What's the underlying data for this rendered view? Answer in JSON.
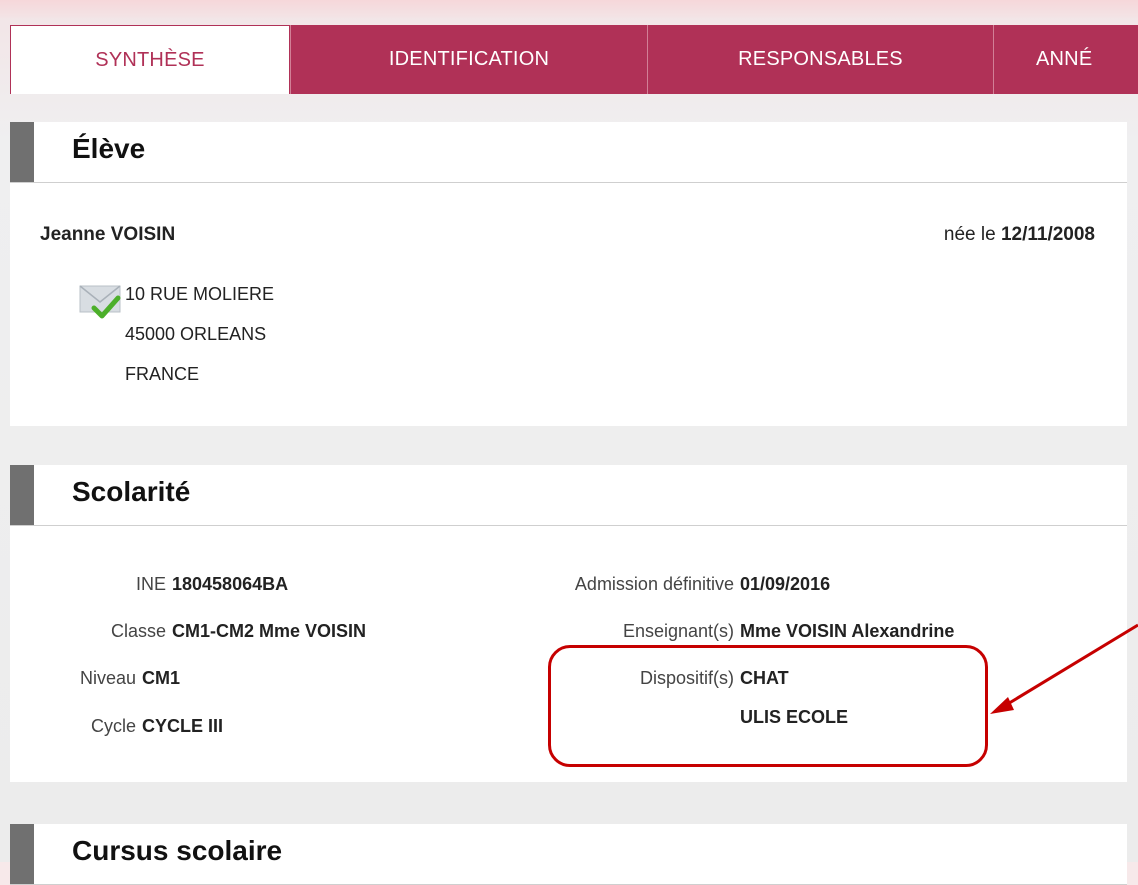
{
  "tabs": [
    {
      "label": "SYNTHÈSE",
      "active": true
    },
    {
      "label": "IDENTIFICATION",
      "active": false
    },
    {
      "label": "RESPONSABLES",
      "active": false
    },
    {
      "label": "ANNÉ",
      "active": false
    }
  ],
  "eleve": {
    "title": "Élève",
    "name": "Jeanne VOISIN",
    "birth_prefix": "née le",
    "birth_date": "12/11/2008",
    "address_icon": "envelope-check-icon",
    "address_lines": [
      "10 RUE MOLIERE",
      "45000 ORLEANS",
      "FRANCE"
    ]
  },
  "scolarite": {
    "title": "Scolarité",
    "ine_label": "INE",
    "ine_value": "180458064BA",
    "classe_label": "Classe",
    "classe_value": "CM1-CM2 Mme VOISIN",
    "niveau_label": "Niveau",
    "niveau_value": "CM1",
    "cycle_label": "Cycle",
    "cycle_value": "CYCLE III",
    "admission_label": "Admission définitive",
    "admission_value": "01/09/2016",
    "enseignants_label": "Enseignant(s)",
    "enseignants_value": "Mme VOISIN Alexandrine",
    "dispositifs_label": "Dispositif(s)",
    "dispositifs_values": [
      "CHAT",
      "ULIS ECOLE"
    ]
  },
  "cursus": {
    "title": "Cursus scolaire"
  },
  "colors": {
    "accent": "#b03157",
    "annotation": "#c60000",
    "header_bar": "#707070"
  }
}
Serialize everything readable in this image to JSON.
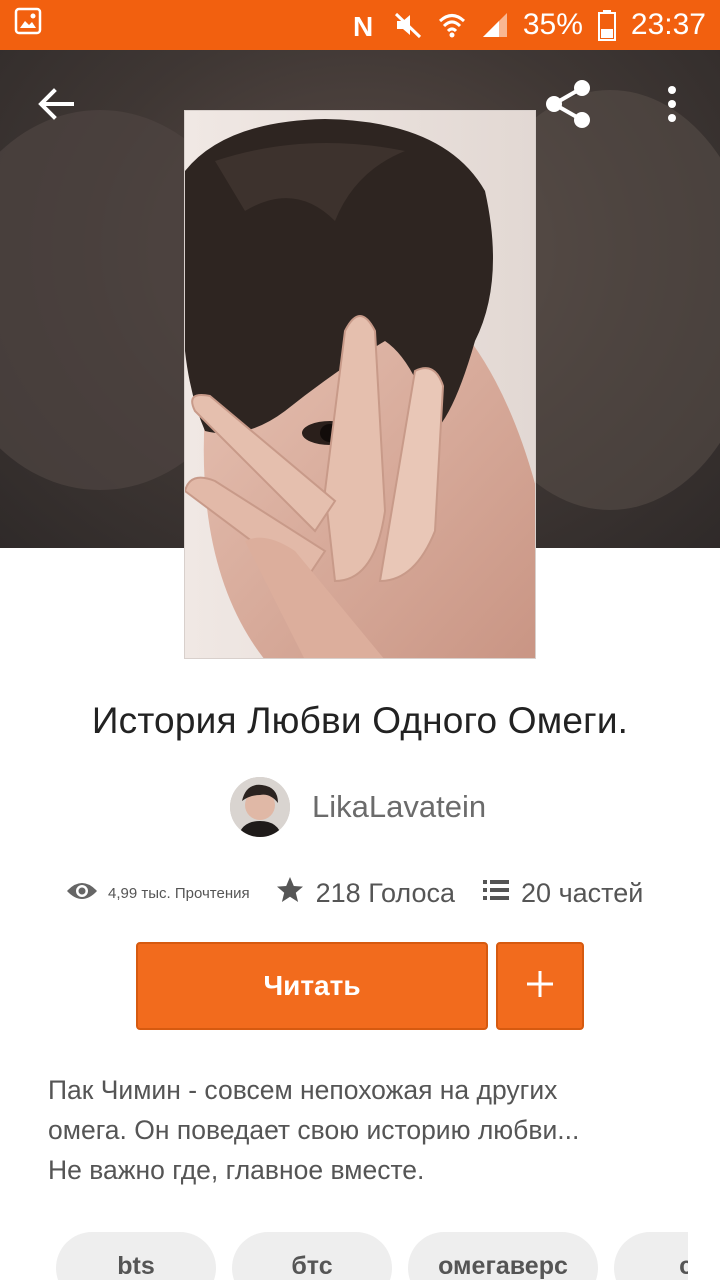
{
  "status_bar": {
    "battery": "35%",
    "time": "23:37",
    "icons": [
      "gallery-icon",
      "nfc-icon",
      "mute-icon",
      "wifi-icon",
      "signal-icon",
      "battery-icon"
    ]
  },
  "header": {
    "icons": [
      "back-arrow-icon",
      "share-icon",
      "more-vertical-icon"
    ]
  },
  "story": {
    "title": "История Любви Одного Омеги.",
    "author": "LikaLavatein",
    "stats": {
      "reads": "4,99 тыс. Прочтения",
      "votes": "218 Голоса",
      "parts": "20 частей"
    },
    "read_label": "Читать",
    "add_label": "+",
    "description": "Пак Чимин - совсем непохожая на других\nомега. Он поведает свою историю любви...\nНе важно где, главное вместе.",
    "tags": [
      "bts",
      "бтс",
      "омегаверс",
      "сл"
    ]
  },
  "colors": {
    "accent": "#f26b1d",
    "status_bar": "#f2600f"
  }
}
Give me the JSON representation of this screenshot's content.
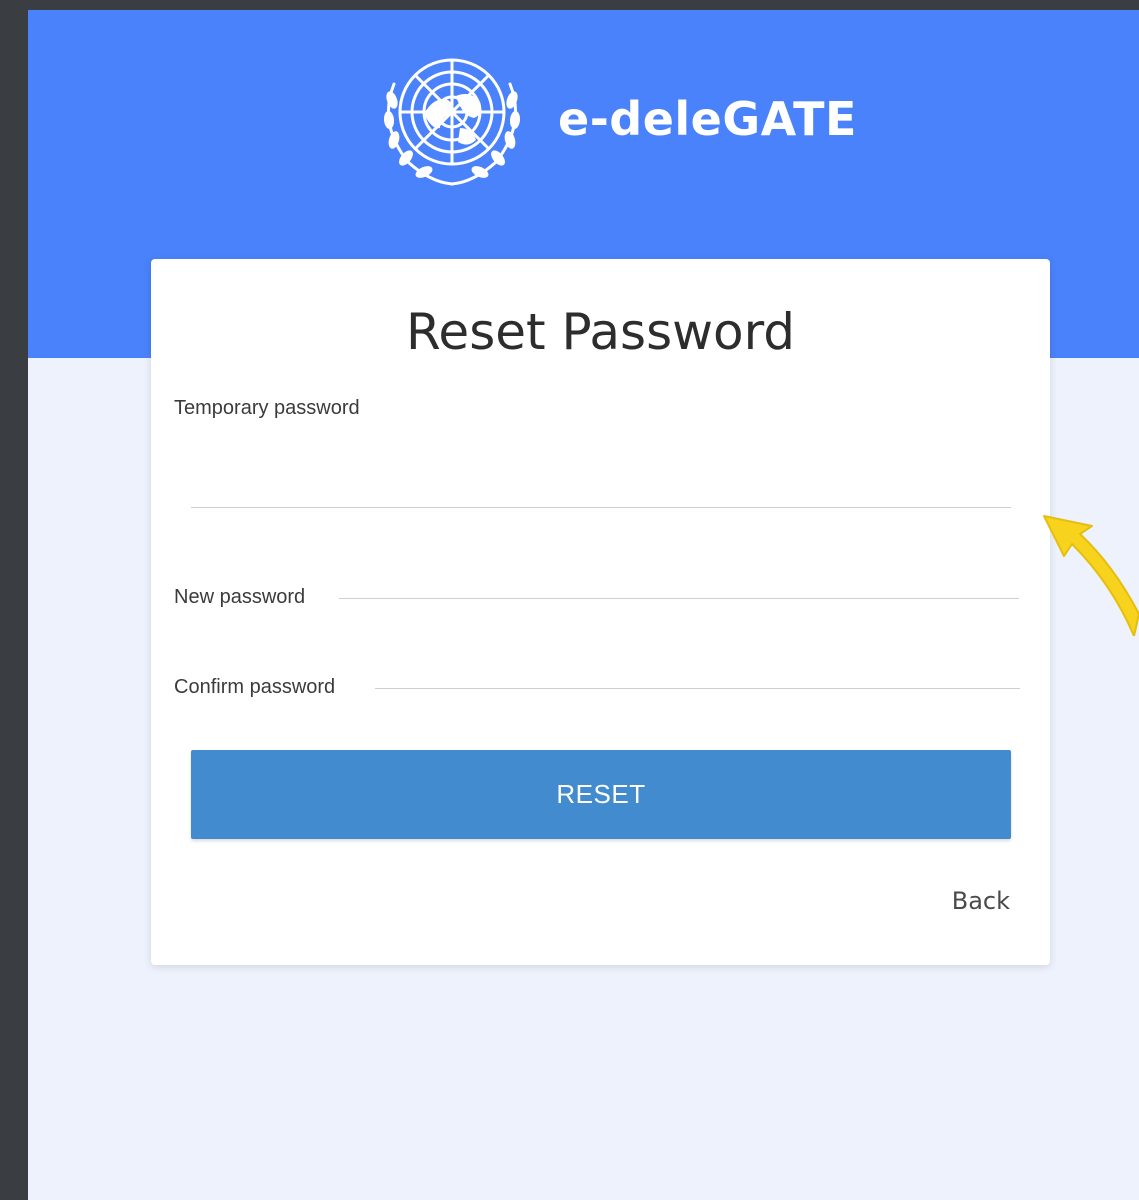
{
  "brand": {
    "name": "e-deleGATE",
    "logo_icon": "un-emblem-icon"
  },
  "form": {
    "title": "Reset Password",
    "temporary_password": {
      "label": "Temporary password",
      "value": ""
    },
    "new_password": {
      "label": "New password",
      "value": ""
    },
    "confirm_password": {
      "label": "Confirm password",
      "value": ""
    },
    "reset_label": "RESET",
    "back_label": "Back"
  },
  "colors": {
    "header_blue": "#4a82fb",
    "button_blue": "#428bcf",
    "page_background": "#eef2fc",
    "annotation_yellow": "#f7d31e"
  }
}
★ ★ ★ ★ ★ ★ ★
▸ **CHALLENGE**: Leave the pictures out and reproduce all of the records exactly.

▸ **WRITTEN SOLUTION**:
What's the underlying data for this rendered view? Answer in JSON.
{
  "tabs": [
    {
      "label": "SYNTHÈSE",
      "active": true
    },
    {
      "label": "IDENTIFICATION",
      "active": false
    },
    {
      "label": "RESPONSABLES",
      "active": false
    },
    {
      "label": "ANNÉ",
      "active": false
    }
  ],
  "eleve": {
    "title": "Élève",
    "name": "Jeanne VOISIN",
    "birth_prefix": "née le",
    "birth_date": "12/11/2008",
    "address_icon": "envelope-check-icon",
    "address_lines": [
      "10 RUE MOLIERE",
      "45000 ORLEANS",
      "FRANCE"
    ]
  },
  "scolarite": {
    "title": "Scolarité",
    "ine_label": "INE",
    "ine_value": "180458064BA",
    "classe_label": "Classe",
    "classe_value": "CM1-CM2 Mme VOISIN",
    "niveau_label": "Niveau",
    "niveau_value": "CM1",
    "cycle_label": "Cycle",
    "cycle_value": "CYCLE III",
    "admission_label": "Admission définitive",
    "admission_value": "01/09/2016",
    "enseignants_label": "Enseignant(s)",
    "enseignants_value": "Mme VOISIN Alexandrine",
    "dispositifs_label": "Dispositif(s)",
    "dispositifs_values": [
      "CHAT",
      "ULIS ECOLE"
    ]
  },
  "cursus": {
    "title": "Cursus scolaire"
  },
  "colors": {
    "accent": "#b03157",
    "annotation": "#c60000",
    "header_bar": "#707070"
  }
}
Serialize everything readable in this image to JSON.
{
  "status_bar": {
    "battery": "35%",
    "time": "23:37",
    "icons": [
      "gallery-icon",
      "nfc-icon",
      "mute-icon",
      "wifi-icon",
      "signal-icon",
      "battery-icon"
    ]
  },
  "header": {
    "icons": [
      "back-arrow-icon",
      "share-icon",
      "more-vertical-icon"
    ]
  },
  "story": {
    "title": "История Любви Одного Омеги.",
    "author": "LikaLavatein",
    "stats": {
      "reads": "4,99 тыс. Прочтения",
      "votes": "218 Голоса",
      "parts": "20 частей"
    },
    "read_label": "Читать",
    "add_label": "+",
    "description": "Пак Чимин - совсем непохожая на других\nомега. Он поведает свою историю любви...\nНе важно где, главное вместе.",
    "tags": [
      "bts",
      "бтс",
      "омегаверс",
      "сл"
    ]
  },
  "colors": {
    "accent": "#f26b1d",
    "status_bar": "#f2600f"
  }
}
Give me the JSON representation of this screenshot's content.
{
  "brand": {
    "name": "e-deleGATE",
    "logo_icon": "un-emblem-icon"
  },
  "form": {
    "title": "Reset Password",
    "temporary_password": {
      "label": "Temporary password",
      "value": ""
    },
    "new_password": {
      "label": "New password",
      "value": ""
    },
    "confirm_password": {
      "label": "Confirm password",
      "value": ""
    },
    "reset_label": "RESET",
    "back_label": "Back"
  },
  "colors": {
    "header_blue": "#4a82fb",
    "button_blue": "#428bcf",
    "page_background": "#eef2fc",
    "annotation_yellow": "#f7d31e"
  }
}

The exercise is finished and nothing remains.